Petunjuk Latihan:
1. Menurut kutipan tentang vertigo, apa yang dimaksud dengan nistagmus?
2. Lanjutkan kutipan tentang vertigo mulai dari kalimat terakhir yang ditampilkan.

Kutipan Teks:
- - - - - - -
Mekanisme kerja terapi ini adalah substitusi sentral oleh sistem visual dan
somatosensorik untuk fungsi vestibular yang terganggu, mengaktifkan kendali
tonus inti vestibular oleh serebelum, sistem visual dan somatosensorik, serta
menimbulkan habituasi, yaitu berkurangnya respon terhadap stimulasi sensorik
yang diberikan berulang-ulang.
- Pada kasus jarang dimana penyakit sudah kebal dengan terapi obat, diet dan
diuretik, pasien terpaksa harus memilih intervensi bedah, misalnya endolimfatik
shunt atau kokleosakulotomi. Jika vertigo sangat mengganggu dan terjadi
gangguan pendengaran yang berat, dilakukan labirintektomi, yaitu pengangkatan
koklea (bagian dari telinga tengah yang mengatur pendengaran) dan kanalis
semisirkularis.

10
10. DIAGNOSIS
Sebelum memulai pengobatan, harus ditentukan sifat dan penyebab dari
vertigo. Gerakan mata yang abnormal menunjukkan adanya kelainan fungsi di telinga
bagian dalam atau saraf yang menghubungkannya dengan otak. Nistagmus adalah
gerakan mata yang cepat dari kiri ke kanan atau dari atas ke bawah. Arah dari gerakan
tersebut bisa membantu dalam menegakkan diagnosa. Nistagmus bisa dirangsang
dengan menggerakkan kepala penderita secara tiba-tiba atau dengan meneteskan air
dingin ke dalam telinga. Untuk menguji keseimbangan, penderita diminta berdiri dan
kemudian berjalan dalam satu garis lurus, awalnya dengan mata terbuka, kemudian
dengan mata tertutup. Tes pendengaran seringkali bisa menentukan adanya kelainan
telinga yang mempengaruhi keseimbangan dan pendengaran. Pemeriksaan lainnya
adalah CT scan atau MRI kepala, yang bisa menunjukkan kelainan tulang atau tumor
yang menekan saraf. Jika diduga suatu infeksi, bisa diambil contoh cairan dari telinga
atau sinus atau dari tulang belakang. Jika diduga terdapat penurunan aliran darah ke
otak, maka dilakukan pemeriksaan angiogram, untuk melihat adanya sumbatan pada
pembuluh darah yang menuju ke otak.

11. PROGNOSIS
Prognosis pasien dengan vertigo vestibular tipe perifer umumnya baik, dapat
terjadi remisi sempurna. Sebaliknya pada tipe sentral, prognosis tergantung dari
penyakit yang mendasarinya. Infark arteri basilar atau vertebral, misalnya,
menandakan prognosis yang buruk.

11
B. ASUHAN KEPERAWATAN
I. PENGKAJIAN
a. Keadaan Umum
Meliputi kondisi seperti tingkat ketegangan/kelelahan, dan tingkat kesadaran
kualitatif atau GCS.
b. Tanda-tanda Vital
Meliputi pemeriksaan:
 Tekanan darah: sebaiknya diperiksa dalam posisi yang berbeda, kaji tekanan
nadi, dan kondisi patologis.
- - - - - - -
(Butir data)
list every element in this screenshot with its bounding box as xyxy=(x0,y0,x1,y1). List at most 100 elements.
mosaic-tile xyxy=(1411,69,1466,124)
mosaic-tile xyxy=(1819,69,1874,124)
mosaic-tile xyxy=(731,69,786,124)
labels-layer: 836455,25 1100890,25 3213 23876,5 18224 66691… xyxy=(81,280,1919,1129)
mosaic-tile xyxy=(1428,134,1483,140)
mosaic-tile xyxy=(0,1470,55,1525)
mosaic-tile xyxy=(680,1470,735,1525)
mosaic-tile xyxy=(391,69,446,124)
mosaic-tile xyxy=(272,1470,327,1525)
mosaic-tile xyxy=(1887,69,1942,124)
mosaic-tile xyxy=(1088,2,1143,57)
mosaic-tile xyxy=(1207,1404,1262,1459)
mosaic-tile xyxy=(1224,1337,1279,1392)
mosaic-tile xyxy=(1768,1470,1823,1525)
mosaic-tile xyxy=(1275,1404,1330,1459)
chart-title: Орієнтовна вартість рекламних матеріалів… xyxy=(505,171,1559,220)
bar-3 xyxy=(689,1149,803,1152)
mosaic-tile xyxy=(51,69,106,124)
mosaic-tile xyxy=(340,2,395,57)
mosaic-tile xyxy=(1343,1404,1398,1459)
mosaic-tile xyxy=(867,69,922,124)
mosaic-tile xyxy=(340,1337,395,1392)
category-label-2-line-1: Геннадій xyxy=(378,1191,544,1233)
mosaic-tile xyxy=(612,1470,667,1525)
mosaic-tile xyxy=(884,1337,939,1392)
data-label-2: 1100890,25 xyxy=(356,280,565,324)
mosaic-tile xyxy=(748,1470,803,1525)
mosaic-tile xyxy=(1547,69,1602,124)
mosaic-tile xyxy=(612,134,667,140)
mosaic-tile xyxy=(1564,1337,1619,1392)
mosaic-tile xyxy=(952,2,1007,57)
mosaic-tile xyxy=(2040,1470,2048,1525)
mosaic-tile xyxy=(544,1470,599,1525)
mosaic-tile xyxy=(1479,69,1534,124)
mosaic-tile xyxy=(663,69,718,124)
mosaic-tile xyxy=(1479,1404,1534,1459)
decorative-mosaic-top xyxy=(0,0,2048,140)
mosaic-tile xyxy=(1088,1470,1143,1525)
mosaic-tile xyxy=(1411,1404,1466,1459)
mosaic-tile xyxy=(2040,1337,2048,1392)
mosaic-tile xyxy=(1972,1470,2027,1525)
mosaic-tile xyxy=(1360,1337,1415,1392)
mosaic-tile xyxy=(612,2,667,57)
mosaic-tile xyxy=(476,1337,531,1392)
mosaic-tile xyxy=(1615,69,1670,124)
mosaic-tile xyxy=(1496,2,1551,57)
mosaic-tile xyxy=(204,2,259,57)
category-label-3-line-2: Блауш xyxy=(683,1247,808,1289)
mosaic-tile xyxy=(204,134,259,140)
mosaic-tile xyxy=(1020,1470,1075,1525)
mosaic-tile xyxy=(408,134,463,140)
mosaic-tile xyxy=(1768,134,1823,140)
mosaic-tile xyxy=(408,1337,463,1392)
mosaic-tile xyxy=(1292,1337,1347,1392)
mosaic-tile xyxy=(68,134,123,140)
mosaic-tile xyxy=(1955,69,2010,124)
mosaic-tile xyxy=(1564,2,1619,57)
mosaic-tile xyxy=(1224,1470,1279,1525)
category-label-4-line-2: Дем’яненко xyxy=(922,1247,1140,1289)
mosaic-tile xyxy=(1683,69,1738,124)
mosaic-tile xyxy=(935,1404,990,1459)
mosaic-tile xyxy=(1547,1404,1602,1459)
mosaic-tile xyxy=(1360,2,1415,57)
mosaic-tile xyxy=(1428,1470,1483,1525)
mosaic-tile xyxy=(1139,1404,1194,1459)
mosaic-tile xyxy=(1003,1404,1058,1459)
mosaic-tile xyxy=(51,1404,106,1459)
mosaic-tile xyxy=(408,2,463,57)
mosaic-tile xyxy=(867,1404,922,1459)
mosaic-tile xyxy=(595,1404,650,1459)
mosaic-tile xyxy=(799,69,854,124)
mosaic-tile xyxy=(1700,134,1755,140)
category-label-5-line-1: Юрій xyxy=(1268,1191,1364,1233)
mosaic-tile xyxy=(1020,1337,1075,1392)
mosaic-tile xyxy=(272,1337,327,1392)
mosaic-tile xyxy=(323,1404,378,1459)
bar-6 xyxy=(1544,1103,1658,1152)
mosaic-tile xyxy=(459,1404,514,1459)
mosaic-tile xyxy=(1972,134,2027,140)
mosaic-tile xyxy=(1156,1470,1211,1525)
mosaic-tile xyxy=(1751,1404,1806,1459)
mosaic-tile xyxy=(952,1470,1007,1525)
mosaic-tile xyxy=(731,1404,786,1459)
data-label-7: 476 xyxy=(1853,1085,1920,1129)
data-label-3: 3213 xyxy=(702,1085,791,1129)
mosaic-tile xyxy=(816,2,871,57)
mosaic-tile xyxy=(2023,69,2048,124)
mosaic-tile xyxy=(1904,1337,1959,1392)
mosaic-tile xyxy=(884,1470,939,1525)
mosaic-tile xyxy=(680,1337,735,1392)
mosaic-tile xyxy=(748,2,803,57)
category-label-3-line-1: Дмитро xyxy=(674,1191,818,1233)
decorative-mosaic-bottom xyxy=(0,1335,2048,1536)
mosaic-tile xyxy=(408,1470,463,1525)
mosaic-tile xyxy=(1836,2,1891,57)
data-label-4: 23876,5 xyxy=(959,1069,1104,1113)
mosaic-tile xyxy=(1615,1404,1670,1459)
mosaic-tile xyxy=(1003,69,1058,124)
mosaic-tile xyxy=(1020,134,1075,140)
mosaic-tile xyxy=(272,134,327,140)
- - - - - - -
Jawaban Setiap Tugas:
1. Nistagmus adalah gerakan mata yang cepat dari kiri ke kanan atau dari atas ke bawah.

2.
 Pulse rate meningkat/menurun tergantung dari mekanisme kompensasi, sistem
konduksi jantung dan pengaruh sistem saraf otonom.
 Respiratory rate
 Suhu
c. Observasi dan anamnesa
1) Aktivitas / Istirahat
- Letih, lemah, malaise
- Keterbatasan gerak
- Ketegangan mata, kesulitan membaca
- Insomnia, bangun pada pagi hari dengan disertai nyeri kepala
- Sakit kepala yang hebat saat perubahan postur tubuh, aktivitas (kerja) atau
karena perubahan cuaca.
2) Sirkulasi
- Denyutan vaskuler, misal daerah temporal
- Pucat, wajah tampak kemerahan.
3) Integritas Ego
- Perubahan ketidakmampuan, keputusasaan, ketidakberdayaan depresi
- Kekhawatiran, ansietas, peka rangsangan selama sakit kepala
- Mekanisme refresif/dekensif (sakit kepala kronik)
4) Makanan dan cairan
- Mual/muntah, anoreksia (selama nyeri)
- Penurunan berat badan
5) Neurosensori
- Pening, disorientasi (selama sakit kepala)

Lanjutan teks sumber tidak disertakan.